Dataset entries

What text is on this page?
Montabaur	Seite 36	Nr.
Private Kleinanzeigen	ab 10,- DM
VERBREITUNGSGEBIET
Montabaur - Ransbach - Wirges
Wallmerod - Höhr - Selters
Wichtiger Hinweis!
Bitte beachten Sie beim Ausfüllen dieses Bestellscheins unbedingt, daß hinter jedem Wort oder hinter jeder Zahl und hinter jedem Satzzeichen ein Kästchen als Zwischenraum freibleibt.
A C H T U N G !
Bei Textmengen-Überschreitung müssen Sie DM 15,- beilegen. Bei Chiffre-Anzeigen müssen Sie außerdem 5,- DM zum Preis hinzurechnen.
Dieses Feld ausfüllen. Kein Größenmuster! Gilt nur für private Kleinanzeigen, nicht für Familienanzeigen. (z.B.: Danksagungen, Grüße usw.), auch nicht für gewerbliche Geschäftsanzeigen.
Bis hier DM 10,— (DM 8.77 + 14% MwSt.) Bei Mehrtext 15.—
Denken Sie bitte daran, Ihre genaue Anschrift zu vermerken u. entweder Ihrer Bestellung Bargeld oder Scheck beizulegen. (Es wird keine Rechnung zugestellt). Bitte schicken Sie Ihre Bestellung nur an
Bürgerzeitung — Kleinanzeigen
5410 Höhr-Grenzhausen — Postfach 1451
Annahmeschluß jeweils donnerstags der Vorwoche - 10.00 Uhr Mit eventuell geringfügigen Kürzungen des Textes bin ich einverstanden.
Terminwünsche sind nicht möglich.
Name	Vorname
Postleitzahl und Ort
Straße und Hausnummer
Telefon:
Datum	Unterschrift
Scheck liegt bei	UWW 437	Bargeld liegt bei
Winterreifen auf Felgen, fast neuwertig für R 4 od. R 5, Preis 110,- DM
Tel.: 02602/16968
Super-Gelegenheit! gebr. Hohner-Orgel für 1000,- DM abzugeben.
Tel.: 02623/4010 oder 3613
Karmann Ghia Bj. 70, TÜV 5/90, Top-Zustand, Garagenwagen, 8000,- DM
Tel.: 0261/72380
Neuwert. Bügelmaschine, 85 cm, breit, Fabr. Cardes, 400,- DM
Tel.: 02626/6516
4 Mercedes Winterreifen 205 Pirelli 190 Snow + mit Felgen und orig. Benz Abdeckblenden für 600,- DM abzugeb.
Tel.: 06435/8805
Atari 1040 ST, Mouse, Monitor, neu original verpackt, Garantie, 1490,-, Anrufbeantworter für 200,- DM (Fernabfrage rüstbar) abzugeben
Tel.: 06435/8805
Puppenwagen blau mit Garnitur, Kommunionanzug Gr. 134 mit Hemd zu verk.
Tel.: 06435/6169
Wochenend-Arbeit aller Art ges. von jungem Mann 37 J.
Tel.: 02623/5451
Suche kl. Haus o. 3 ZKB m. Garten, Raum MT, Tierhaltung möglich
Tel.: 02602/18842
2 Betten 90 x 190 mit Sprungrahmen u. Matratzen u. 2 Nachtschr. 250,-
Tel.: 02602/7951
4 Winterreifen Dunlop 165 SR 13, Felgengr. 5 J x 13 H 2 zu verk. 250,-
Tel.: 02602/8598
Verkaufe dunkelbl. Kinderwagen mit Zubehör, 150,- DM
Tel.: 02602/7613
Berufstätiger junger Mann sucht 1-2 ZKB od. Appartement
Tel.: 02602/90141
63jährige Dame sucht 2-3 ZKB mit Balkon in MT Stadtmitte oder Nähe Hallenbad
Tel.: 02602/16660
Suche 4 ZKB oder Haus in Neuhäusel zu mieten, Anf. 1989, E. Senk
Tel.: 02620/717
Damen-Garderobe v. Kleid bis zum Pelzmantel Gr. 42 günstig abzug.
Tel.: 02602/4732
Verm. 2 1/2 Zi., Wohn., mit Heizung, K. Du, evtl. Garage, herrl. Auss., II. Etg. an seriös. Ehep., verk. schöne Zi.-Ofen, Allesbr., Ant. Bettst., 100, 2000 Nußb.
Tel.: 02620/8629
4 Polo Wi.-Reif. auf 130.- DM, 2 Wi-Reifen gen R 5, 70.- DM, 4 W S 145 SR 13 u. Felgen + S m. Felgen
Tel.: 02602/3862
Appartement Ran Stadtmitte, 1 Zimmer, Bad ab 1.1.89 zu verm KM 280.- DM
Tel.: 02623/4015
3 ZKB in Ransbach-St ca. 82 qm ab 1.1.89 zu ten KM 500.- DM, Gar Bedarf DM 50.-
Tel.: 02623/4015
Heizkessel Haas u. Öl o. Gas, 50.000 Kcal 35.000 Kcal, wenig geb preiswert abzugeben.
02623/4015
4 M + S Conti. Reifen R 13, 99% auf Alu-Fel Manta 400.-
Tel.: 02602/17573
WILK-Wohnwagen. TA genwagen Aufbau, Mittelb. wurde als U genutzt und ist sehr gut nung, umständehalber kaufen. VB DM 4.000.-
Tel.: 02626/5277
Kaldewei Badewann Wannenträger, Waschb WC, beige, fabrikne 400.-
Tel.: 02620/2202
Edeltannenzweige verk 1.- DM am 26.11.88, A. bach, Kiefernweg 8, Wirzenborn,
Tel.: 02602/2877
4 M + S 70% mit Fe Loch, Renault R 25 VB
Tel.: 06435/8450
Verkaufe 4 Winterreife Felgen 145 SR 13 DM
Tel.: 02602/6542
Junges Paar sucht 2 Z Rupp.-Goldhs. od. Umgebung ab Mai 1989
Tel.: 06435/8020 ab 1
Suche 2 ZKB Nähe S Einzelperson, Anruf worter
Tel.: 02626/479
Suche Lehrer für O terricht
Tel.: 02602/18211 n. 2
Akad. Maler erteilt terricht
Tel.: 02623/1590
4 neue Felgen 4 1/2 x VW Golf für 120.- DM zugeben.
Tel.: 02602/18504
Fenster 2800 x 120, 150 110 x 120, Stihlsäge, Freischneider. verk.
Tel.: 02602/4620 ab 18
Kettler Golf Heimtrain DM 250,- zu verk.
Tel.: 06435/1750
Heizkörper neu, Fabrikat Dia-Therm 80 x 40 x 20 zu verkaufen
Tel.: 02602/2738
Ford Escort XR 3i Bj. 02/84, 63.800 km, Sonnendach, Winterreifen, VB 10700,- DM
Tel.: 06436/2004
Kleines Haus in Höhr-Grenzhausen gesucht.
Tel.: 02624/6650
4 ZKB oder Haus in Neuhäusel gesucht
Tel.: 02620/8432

WHAT IS NEEDED:
Type out the material again exactly as presented.

WRITTEN SOLUTION:
What text is on this page?
Montabaur	Seite 36	Nr.
Private Kleinanzeigen	ab 10,- DM
VERBREITUNGSGEBIET
Montabaur - Ransbach - Wirges
Wallmerod - Höhr - Selters
Wichtiger Hinweis!
Bitte beachten Sie beim Ausfüllen dieses Bestellscheins unbedingt, daß hinter jedem Wort oder hinter jeder Zahl und hinter jedem Satzzeichen ein Kästchen als Zwischenraum freibleibt.
A C H T U N G !
Bei Textmengen-Überschreitung müssen Sie DM 15,- beilegen. Bei Chiffre-Anzeigen müssen Sie außerdem 5,- DM zum Preis hinzurechnen.
Dieses Feld ausfüllen. Kein Größenmuster! Gilt nur für private Kleinanzeigen, nicht für Familienanzeigen. (z.B.: Danksagungen, Grüße usw.), auch nicht für gewerbliche Geschäftsanzeigen.
Bis hier DM 10,— (DM 8.77 + 14% MwSt.) Bei Mehrtext 15.—
Denken Sie bitte daran, Ihre genaue Anschrift zu vermerken u. entweder Ihrer Bestellung Bargeld oder Scheck beizulegen. (Es wird keine Rechnung zugestellt). Bitte schicken Sie Ihre Bestellung nur an
Bürgerzeitung — Kleinanzeigen
5410 Höhr-Grenzhausen — Postfach 1451
Annahmeschluß jeweils donnerstags der Vorwoche - 10.00 Uhr Mit eventuell geringfügigen Kürzungen des Textes bin ich einverstanden.
Terminwünsche sind nicht möglich.
Name	Vorname
Postleitzahl und Ort
Straße und Hausnummer
Telefon:
Datum	Unterschrift
Scheck liegt bei	UWW 437	Bargeld liegt bei
Winterreifen auf Felgen, fast neuwertig für R 4 od. R 5, Preis 110,- DM
Tel.: 02602/16968
Super-Gelegenheit! gebr. Hohner-Orgel für 1000,- DM abzugeben.
Tel.: 02623/4010 oder 3613
Karmann Ghia Bj. 70, TÜV 5/90, Top-Zustand, Garagenwagen, 8000,- DM
Tel.: 0261/72380
Neuwert. Bügelmaschine, 85 cm, breit, Fabr. Cardes, 400,- DM
Tel.: 02626/6516
4 Mercedes Winterreifen 205 Pirelli 190 Snow + mit Felgen und orig. Benz Abdeckblenden für 600,- DM abzugeb.
Tel.: 06435/8805
Atari 1040 ST, Mouse, Monitor, neu original verpackt, Garantie, 1490,-, Anrufbeantworter für 200,- DM (Fernabfrage rüstbar) abzugeben
Tel.: 06435/8805
Puppenwagen blau mit Garnitur, Kommunionanzug Gr. 134 mit Hemd zu verk.
Tel.: 06435/6169
Wochenend-Arbeit aller Art ges. von jungem Mann 37 J.
Tel.: 02623/5451
Suche kl. Haus o. 3 ZKB m. Garten, Raum MT, Tierhaltung möglich
Tel.: 02602/18842
2 Betten 90 x 190 mit Sprungrahmen u. Matratzen u. 2 Nachtschr. 250,-
Tel.: 02602/7951
4 Winterreifen Dunlop 165 SR 13, Felgengr. 5 J x 13 H 2 zu verk. 250,-
Tel.: 02602/8598
Verkaufe dunkelbl. Kinderwagen mit Zubehör, 150,- DM
Tel.: 02602/7613
Berufstätiger junger Mann sucht 1-2 ZKB od. Appartement
Tel.: 02602/90141
63jährige Dame sucht 2-3 ZKB mit Balkon in MT Stadtmitte oder Nähe Hallenbad
Tel.: 02602/16660
Suche 4 ZKB oder Haus in Neuhäusel zu mieten, Anf. 1989, E. Senk
Tel.: 02620/717
Damen-Garderobe v. Kleid bis zum Pelzmantel Gr. 42 günstig abzug.
Tel.: 02602/4732
Verm. 2 1/2 Zi., Wohn., mit Heizung, K. Du, evtl. Garage, herrl. Auss., II. Etg. an seriös. Ehep., verk. schöne Zi.-Ofen, Allesbr., Ant. Bettst., 100, 2000 Nußb.
Tel.: 02620/8629
4 Polo Wi.-Reif. auf 130.- DM, 2 Wi-Reifen gen R 5, 70.- DM, 4 W S 145 SR 13 u. Felgen + S m. Felgen
Tel.: 02602/3862
Appartement Ran Stadtmitte, 1 Zimmer, Bad ab 1.1.89 zu verm KM 280.- DM
Tel.: 02623/4015
3 ZKB in Ransbach-St ca. 82 qm ab 1.1.89 zu ten KM 500.- DM, Gar Bedarf DM 50.-
Tel.: 02623/4015
Heizkessel Haas u. Öl o. Gas, 50.000 Kcal 35.000 Kcal, wenig geb preiswert abzugeben.
02623/4015
4 M + S Conti. Reifen R 13, 99% auf Alu-Fel Manta 400.-
Tel.: 02602/17573
WILK-Wohnwagen. TA genwagen Aufbau, Mittelb. wurde als U genutzt und ist sehr gut nung, umständehalber kaufen. VB DM 4.000.-
Tel.: 02626/5277
Kaldewei Badewann Wannenträger, Waschb WC, beige, fabrikne 400.-
Tel.: 02620/2202
Edeltannenzweige verk 1.- DM am 26.11.88, A. bach, Kiefernweg 8, Wirzenborn,
Tel.: 02602/2877
4 M + S 70% mit Fe Loch, Renault R 25 VB
Tel.: 06435/8450
Verkaufe 4 Winterreife Felgen 145 SR 13 DM
Tel.: 02602/6542
Junges Paar sucht 2 Z Rupp.-Goldhs. od. Umgebung ab Mai 1989
Tel.: 06435/8020 ab 1
Suche 2 ZKB Nähe S Einzelperson, Anruf worter
Tel.: 02626/479
Suche Lehrer für O terricht
Tel.: 02602/18211 n. 2
Akad. Maler erteilt terricht
Tel.: 02623/1590
4 neue Felgen 4 1/2 x VW Golf für 120.- DM zugeben.
Tel.: 02602/18504
Fenster 2800 x 120, 150 110 x 120, Stihlsäge, Freischneider. verk.
Tel.: 02602/4620 ab 18
Kettler Golf Heimtrain DM 250,- zu verk.
Tel.: 06435/1750
Heizkörper neu, Fabrikat Dia-Therm 80 x 40 x 20 zu verkaufen
Tel.: 02602/2738
Ford Escort XR 3i Bj. 02/84, 63.800 km, Sonnendach, Winterreifen, VB 10700,- DM
Tel.: 06436/2004
Kleines Haus in Höhr-Grenzhausen gesucht.
Tel.: 02624/6650
4 ZKB oder Haus in Neuhäusel gesucht
Tel.: 02620/8432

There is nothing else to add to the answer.